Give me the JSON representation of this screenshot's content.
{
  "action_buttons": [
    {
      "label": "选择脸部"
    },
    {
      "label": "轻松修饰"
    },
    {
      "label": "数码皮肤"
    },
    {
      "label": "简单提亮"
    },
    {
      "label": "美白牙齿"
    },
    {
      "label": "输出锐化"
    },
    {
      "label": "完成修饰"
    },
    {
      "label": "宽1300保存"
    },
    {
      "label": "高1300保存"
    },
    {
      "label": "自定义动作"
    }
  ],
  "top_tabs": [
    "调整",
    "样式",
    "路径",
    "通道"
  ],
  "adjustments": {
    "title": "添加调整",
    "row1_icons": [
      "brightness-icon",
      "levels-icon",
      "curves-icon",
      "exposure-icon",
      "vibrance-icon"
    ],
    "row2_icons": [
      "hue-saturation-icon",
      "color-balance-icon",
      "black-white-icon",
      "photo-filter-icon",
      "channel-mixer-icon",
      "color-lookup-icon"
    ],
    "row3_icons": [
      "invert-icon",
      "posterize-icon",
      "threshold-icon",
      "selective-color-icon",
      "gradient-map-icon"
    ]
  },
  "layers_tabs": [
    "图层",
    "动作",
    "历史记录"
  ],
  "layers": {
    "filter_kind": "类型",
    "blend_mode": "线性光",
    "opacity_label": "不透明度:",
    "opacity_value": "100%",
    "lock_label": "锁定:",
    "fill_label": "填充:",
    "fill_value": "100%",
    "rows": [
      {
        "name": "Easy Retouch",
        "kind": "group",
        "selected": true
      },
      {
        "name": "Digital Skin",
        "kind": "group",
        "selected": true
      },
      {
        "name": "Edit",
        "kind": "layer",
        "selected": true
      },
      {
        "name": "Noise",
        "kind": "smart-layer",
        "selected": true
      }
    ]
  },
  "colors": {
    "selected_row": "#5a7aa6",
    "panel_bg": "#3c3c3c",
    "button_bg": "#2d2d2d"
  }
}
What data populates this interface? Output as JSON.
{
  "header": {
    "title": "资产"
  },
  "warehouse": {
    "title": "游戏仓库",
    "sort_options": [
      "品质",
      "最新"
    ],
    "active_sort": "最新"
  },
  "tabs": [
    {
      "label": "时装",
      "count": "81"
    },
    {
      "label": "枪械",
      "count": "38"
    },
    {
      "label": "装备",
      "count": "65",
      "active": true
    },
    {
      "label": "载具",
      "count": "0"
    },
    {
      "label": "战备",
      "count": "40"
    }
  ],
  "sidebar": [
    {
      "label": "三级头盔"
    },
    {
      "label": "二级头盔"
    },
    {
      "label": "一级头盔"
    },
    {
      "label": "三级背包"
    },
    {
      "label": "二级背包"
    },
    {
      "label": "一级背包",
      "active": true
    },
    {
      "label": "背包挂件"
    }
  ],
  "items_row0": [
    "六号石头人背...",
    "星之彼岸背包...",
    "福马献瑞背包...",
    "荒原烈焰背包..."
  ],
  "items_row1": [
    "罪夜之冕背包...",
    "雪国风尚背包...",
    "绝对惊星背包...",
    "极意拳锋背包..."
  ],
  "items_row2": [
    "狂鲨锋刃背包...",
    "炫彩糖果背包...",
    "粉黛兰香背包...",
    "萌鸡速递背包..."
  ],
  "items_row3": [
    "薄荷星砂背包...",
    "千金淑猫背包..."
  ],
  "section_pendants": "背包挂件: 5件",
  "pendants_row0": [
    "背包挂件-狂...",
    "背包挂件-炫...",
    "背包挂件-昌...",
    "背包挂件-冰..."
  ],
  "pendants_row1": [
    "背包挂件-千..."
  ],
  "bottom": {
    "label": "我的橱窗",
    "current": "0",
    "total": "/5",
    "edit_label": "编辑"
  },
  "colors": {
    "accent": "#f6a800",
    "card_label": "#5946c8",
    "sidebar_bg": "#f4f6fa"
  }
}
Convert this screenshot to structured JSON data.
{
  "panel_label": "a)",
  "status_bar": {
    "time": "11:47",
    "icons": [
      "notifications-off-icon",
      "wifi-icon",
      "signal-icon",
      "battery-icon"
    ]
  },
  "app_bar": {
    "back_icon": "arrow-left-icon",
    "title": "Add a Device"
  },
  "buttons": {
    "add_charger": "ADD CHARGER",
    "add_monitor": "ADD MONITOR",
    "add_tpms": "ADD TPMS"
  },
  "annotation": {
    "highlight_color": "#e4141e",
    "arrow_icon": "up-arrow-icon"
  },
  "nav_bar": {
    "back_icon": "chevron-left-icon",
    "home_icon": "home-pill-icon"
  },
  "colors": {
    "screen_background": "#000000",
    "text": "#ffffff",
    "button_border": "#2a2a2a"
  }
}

Task =
The required output is the span of lines from the one containing "What data populates" to the last line, reproduced character for character.

Result of this task =
What data populates this interface? Output as JSON.
{
  "header": {
    "title": "资产"
  },
  "warehouse": {
    "title": "游戏仓库",
    "sort_options": [
      "品质",
      "最新"
    ],
    "active_sort": "最新"
  },
  "tabs": [
    {
      "label": "时装",
      "count": "81"
    },
    {
      "label": "枪械",
      "count": "38"
    },
    {
      "label": "装备",
      "count": "65",
      "active": true
    },
    {
      "label": "载具",
      "count": "0"
    },
    {
      "label": "战备",
      "count": "40"
    }
  ],
  "sidebar": [
    {
      "label": "三级头盔"
    },
    {
      "label": "二级头盔"
    },
    {
      "label": "一级头盔"
    },
    {
      "label": "三级背包"
    },
    {
      "label": "二级背包"
    },
    {
      "label": "一级背包",
      "active": true
    },
    {
      "label": "背包挂件"
    }
  ],
  "items_row0": [
    "六号石头人背...",
    "星之彼岸背包...",
    "福马献瑞背包...",
    "荒原烈焰背包..."
  ],
  "items_row1": [
    "罪夜之冕背包...",
    "雪国风尚背包...",
    "绝对惊星背包...",
    "极意拳锋背包..."
  ],
  "items_row2": [
    "狂鲨锋刃背包...",
    "炫彩糖果背包...",
    "粉黛兰香背包...",
    "萌鸡速递背包..."
  ],
  "items_row3": [
    "薄荷星砂背包...",
    "千金淑猫背包..."
  ],
  "section_pendants": "背包挂件: 5件",
  "pendants_row0": [
    "背包挂件-狂...",
    "背包挂件-炫...",
    "背包挂件-昌...",
    "背包挂件-冰..."
  ],
  "pendants_row1": [
    "背包挂件-千..."
  ],
  "bottom": {
    "label": "我的橱窗",
    "current": "0",
    "total": "/5",
    "edit_label": "编辑"
  },
  "colors": {
    "accent": "#f6a800",
    "card_label": "#5946c8",
    "sidebar_bg": "#f4f6fa"
  }
}
Convert this screenshot to structured JSON data.
{
  "panel_label": "a)",
  "status_bar": {
    "time": "11:47",
    "icons": [
      "notifications-off-icon",
      "wifi-icon",
      "signal-icon",
      "battery-icon"
    ]
  },
  "app_bar": {
    "back_icon": "arrow-left-icon",
    "title": "Add a Device"
  },
  "buttons": {
    "add_charger": "ADD CHARGER",
    "add_monitor": "ADD MONITOR",
    "add_tpms": "ADD TPMS"
  },
  "annotation": {
    "highlight_color": "#e4141e",
    "arrow_icon": "up-arrow-icon"
  },
  "nav_bar": {
    "back_icon": "chevron-left-icon",
    "home_icon": "home-pill-icon"
  },
  "colors": {
    "screen_background": "#000000",
    "text": "#ffffff",
    "button_border": "#2a2a2a"
  }
}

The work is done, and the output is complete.